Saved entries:
(begin)
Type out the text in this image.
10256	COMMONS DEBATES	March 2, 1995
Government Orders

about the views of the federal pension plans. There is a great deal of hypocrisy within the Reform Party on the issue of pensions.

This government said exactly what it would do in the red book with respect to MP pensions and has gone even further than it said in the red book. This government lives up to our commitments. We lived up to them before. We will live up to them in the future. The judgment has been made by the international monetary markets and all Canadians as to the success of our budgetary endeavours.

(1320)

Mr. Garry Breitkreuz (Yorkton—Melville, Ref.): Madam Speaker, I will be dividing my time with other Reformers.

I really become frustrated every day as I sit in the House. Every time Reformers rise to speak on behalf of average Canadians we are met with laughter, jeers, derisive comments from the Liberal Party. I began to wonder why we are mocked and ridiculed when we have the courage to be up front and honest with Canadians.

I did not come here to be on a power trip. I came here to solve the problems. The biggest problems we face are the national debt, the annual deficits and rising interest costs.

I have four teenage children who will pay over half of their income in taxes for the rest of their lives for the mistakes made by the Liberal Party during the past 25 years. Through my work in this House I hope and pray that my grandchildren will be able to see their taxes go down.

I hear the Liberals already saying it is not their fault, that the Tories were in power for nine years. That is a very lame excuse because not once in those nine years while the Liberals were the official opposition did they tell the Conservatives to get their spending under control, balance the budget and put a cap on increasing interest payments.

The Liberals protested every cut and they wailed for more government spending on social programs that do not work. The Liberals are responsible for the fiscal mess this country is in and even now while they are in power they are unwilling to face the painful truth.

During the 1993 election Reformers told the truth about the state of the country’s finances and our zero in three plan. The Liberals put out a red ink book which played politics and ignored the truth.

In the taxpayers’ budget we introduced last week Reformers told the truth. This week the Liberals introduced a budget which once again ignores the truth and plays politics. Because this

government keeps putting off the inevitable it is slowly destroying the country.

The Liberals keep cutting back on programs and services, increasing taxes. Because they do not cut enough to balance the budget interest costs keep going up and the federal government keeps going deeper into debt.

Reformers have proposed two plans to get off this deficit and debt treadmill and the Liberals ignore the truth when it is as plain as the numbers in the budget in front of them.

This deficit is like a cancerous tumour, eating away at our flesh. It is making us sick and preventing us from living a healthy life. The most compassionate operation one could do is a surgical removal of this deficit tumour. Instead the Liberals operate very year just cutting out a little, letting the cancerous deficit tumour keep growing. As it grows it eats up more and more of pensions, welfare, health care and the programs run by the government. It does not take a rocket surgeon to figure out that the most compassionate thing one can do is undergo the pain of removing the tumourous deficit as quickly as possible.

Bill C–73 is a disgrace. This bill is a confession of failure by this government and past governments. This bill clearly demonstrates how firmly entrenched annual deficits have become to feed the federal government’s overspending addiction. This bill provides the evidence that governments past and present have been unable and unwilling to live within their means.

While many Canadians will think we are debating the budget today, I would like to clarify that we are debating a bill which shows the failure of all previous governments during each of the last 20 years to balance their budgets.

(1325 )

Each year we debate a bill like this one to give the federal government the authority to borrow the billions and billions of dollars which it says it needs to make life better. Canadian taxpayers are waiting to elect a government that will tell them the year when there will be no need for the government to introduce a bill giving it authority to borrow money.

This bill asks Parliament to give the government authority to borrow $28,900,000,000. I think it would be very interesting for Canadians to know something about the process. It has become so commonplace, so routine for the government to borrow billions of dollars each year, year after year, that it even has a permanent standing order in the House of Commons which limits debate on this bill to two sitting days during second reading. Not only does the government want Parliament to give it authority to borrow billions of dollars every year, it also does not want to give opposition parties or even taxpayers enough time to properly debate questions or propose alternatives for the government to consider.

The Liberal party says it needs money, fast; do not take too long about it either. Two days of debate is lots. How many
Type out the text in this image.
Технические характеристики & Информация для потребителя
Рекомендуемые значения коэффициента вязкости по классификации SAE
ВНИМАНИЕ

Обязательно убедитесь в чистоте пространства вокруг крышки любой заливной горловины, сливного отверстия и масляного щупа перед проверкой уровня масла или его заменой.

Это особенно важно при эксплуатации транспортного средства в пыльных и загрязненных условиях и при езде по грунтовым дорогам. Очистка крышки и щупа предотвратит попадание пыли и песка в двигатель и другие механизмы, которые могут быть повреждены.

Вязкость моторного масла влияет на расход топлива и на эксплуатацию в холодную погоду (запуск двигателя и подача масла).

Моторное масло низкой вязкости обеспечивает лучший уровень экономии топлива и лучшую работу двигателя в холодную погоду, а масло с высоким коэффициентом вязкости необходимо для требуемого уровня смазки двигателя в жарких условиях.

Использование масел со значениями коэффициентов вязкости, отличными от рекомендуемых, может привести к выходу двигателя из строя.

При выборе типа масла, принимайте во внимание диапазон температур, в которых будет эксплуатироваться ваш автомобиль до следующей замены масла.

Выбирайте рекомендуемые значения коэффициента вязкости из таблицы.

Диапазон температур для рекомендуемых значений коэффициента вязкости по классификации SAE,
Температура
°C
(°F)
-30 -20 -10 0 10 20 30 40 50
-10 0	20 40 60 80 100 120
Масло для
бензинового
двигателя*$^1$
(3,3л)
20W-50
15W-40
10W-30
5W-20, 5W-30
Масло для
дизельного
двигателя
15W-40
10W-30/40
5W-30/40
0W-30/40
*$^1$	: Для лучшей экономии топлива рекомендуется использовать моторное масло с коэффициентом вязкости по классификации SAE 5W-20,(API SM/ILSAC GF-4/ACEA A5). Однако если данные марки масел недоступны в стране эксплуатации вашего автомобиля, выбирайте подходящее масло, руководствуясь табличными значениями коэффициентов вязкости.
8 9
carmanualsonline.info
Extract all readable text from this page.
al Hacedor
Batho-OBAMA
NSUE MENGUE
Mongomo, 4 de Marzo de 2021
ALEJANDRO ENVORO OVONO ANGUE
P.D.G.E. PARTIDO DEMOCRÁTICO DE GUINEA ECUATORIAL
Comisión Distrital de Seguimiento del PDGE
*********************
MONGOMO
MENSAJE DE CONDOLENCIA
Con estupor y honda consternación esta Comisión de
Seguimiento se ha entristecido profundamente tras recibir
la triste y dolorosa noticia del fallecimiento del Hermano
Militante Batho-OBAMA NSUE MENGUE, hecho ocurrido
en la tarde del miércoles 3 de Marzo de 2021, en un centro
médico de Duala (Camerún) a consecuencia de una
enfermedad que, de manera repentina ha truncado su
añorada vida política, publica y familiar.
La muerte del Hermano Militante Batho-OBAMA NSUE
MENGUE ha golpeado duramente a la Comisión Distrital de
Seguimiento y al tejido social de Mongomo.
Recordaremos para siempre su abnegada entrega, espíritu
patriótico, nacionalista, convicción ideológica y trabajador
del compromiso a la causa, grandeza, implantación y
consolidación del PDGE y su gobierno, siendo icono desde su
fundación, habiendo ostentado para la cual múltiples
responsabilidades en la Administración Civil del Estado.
(end)
WHAT THE TASK ASKS. Copy all the records above precisely.

CORRECT OUTPUT.
Type out the text in this image.
10256	COMMONS DEBATES	March 2, 1995
Government Orders

about the views of the federal pension plans. There is a great deal of hypocrisy within the Reform Party on the issue of pensions.

This government said exactly what it would do in the red book with respect to MP pensions and has gone even further than it said in the red book. This government lives up to our commitments. We lived up to them before. We will live up to them in the future. The judgment has been made by the international monetary markets and all Canadians as to the success of our budgetary endeavours.

(1320)

Mr. Garry Breitkreuz (Yorkton—Melville, Ref.): Madam Speaker, I will be dividing my time with other Reformers.

I really become frustrated every day as I sit in the House. Every time Reformers rise to speak on behalf of average Canadians we are met with laughter, jeers, derisive comments from the Liberal Party. I began to wonder why we are mocked and ridiculed when we have the courage to be up front and honest with Canadians.

I did not come here to be on a power trip. I came here to solve the problems. The biggest problems we face are the national debt, the annual deficits and rising interest costs.

I have four teenage children who will pay over half of their income in taxes for the rest of their lives for the mistakes made by the Liberal Party during the past 25 years. Through my work in this House I hope and pray that my grandchildren will be able to see their taxes go down.

I hear the Liberals already saying it is not their fault, that the Tories were in power for nine years. That is a very lame excuse because not once in those nine years while the Liberals were the official opposition did they tell the Conservatives to get their spending under control, balance the budget and put a cap on increasing interest payments.

The Liberals protested every cut and they wailed for more government spending on social programs that do not work. The Liberals are responsible for the fiscal mess this country is in and even now while they are in power they are unwilling to face the painful truth.

During the 1993 election Reformers told the truth about the state of the country’s finances and our zero in three plan. The Liberals put out a red ink book which played politics and ignored the truth.

In the taxpayers’ budget we introduced last week Reformers told the truth. This week the Liberals introduced a budget which once again ignores the truth and plays politics. Because this

government keeps putting off the inevitable it is slowly destroying the country.

The Liberals keep cutting back on programs and services, increasing taxes. Because they do not cut enough to balance the budget interest costs keep going up and the federal government keeps going deeper into debt.

Reformers have proposed two plans to get off this deficit and debt treadmill and the Liberals ignore the truth when it is as plain as the numbers in the budget in front of them.

This deficit is like a cancerous tumour, eating away at our flesh. It is making us sick and preventing us from living a healthy life. The most compassionate operation one could do is a surgical removal of this deficit tumour. Instead the Liberals operate very year just cutting out a little, letting the cancerous deficit tumour keep growing. As it grows it eats up more and more of pensions, welfare, health care and the programs run by the government. It does not take a rocket surgeon to figure out that the most compassionate thing one can do is undergo the pain of removing the tumourous deficit as quickly as possible.

Bill C–73 is a disgrace. This bill is a confession of failure by this government and past governments. This bill clearly demonstrates how firmly entrenched annual deficits have become to feed the federal government’s overspending addiction. This bill provides the evidence that governments past and present have been unable and unwilling to live within their means.

While many Canadians will think we are debating the budget today, I would like to clarify that we are debating a bill which shows the failure of all previous governments during each of the last 20 years to balance their budgets.

(1325 )

Each year we debate a bill like this one to give the federal government the authority to borrow the billions and billions of dollars which it says it needs to make life better. Canadian taxpayers are waiting to elect a government that will tell them the year when there will be no need for the government to introduce a bill giving it authority to borrow money.

This bill asks Parliament to give the government authority to borrow $28,900,000,000. I think it would be very interesting for Canadians to know something about the process. It has become so commonplace, so routine for the government to borrow billions of dollars each year, year after year, that it even has a permanent standing order in the House of Commons which limits debate on this bill to two sitting days during second reading. Not only does the government want Parliament to give it authority to borrow billions of dollars every year, it also does not want to give opposition parties or even taxpayers enough time to properly debate questions or propose alternatives for the government to consider.

The Liberal party says it needs money, fast; do not take too long about it either. Two days of debate is lots. How many
Type out the text in this image.
Технические характеристики & Информация для потребителя
Рекомендуемые значения коэффициента вязкости по классификации SAE
ВНИМАНИЕ

Обязательно убедитесь в чистоте пространства вокруг крышки любой заливной горловины, сливного отверстия и масляного щупа перед проверкой уровня масла или его заменой.

Это особенно важно при эксплуатации транспортного средства в пыльных и загрязненных условиях и при езде по грунтовым дорогам. Очистка крышки и щупа предотвратит попадание пыли и песка в двигатель и другие механизмы, которые могут быть повреждены.

Вязкость моторного масла влияет на расход топлива и на эксплуатацию в холодную погоду (запуск двигателя и подача масла).

Моторное масло низкой вязкости обеспечивает лучший уровень экономии топлива и лучшую работу двигателя в холодную погоду, а масло с высоким коэффициентом вязкости необходимо для требуемого уровня смазки двигателя в жарких условиях.

Использование масел со значениями коэффициентов вязкости, отличными от рекомендуемых, может привести к выходу двигателя из строя.

При выборе типа масла, принимайте во внимание диапазон температур, в которых будет эксплуатироваться ваш автомобиль до следующей замены масла.

Выбирайте рекомендуемые значения коэффициента вязкости из таблицы.

Диапазон температур для рекомендуемых значений коэффициента вязкости по классификации SAE,
Температура
°C
(°F)
-30 -20 -10 0 10 20 30 40 50
-10 0	20 40 60 80 100 120
Масло для
бензинового
двигателя*$^1$
(3,3л)
20W-50
15W-40
10W-30
5W-20, 5W-30
Масло для
дизельного
двигателя
15W-40
10W-30/40
5W-30/40
0W-30/40
*$^1$	: Для лучшей экономии топлива рекомендуется использовать моторное масло с коэффициентом вязкости по классификации SAE 5W-20,(API SM/ILSAC GF-4/ACEA A5). Однако если данные марки масел недоступны в стране эксплуатации вашего автомобиля, выбирайте подходящее масло, руководствуясь табличными значениями коэффициентов вязкости.
8 9
carmanualsonline.info
Extract all readable text from this page.
al Hacedor
Batho-OBAMA
NSUE MENGUE
Mongomo, 4 de Marzo de 2021
ALEJANDRO ENVORO OVONO ANGUE
P.D.G.E. PARTIDO DEMOCRÁTICO DE GUINEA ECUATORIAL
Comisión Distrital de Seguimiento del PDGE
*********************
MONGOMO
MENSAJE DE CONDOLENCIA
Con estupor y honda consternación esta Comisión de
Seguimiento se ha entristecido profundamente tras recibir
la triste y dolorosa noticia del fallecimiento del Hermano
Militante Batho-OBAMA NSUE MENGUE, hecho ocurrido
en la tarde del miércoles 3 de Marzo de 2021, en un centro
médico de Duala (Camerún) a consecuencia de una
enfermedad que, de manera repentina ha truncado su
añorada vida política, publica y familiar.
La muerte del Hermano Militante Batho-OBAMA NSUE
MENGUE ha golpeado duramente a la Comisión Distrital de
Seguimiento y al tejido social de Mongomo.
Recordaremos para siempre su abnegada entrega, espíritu
patriótico, nacionalista, convicción ideológica y trabajador
del compromiso a la causa, grandeza, implantación y
consolidación del PDGE y su gobierno, siendo icono desde su
fundación, habiendo ostentado para la cual múltiples
responsabilidades en la Administración Civil del Estado.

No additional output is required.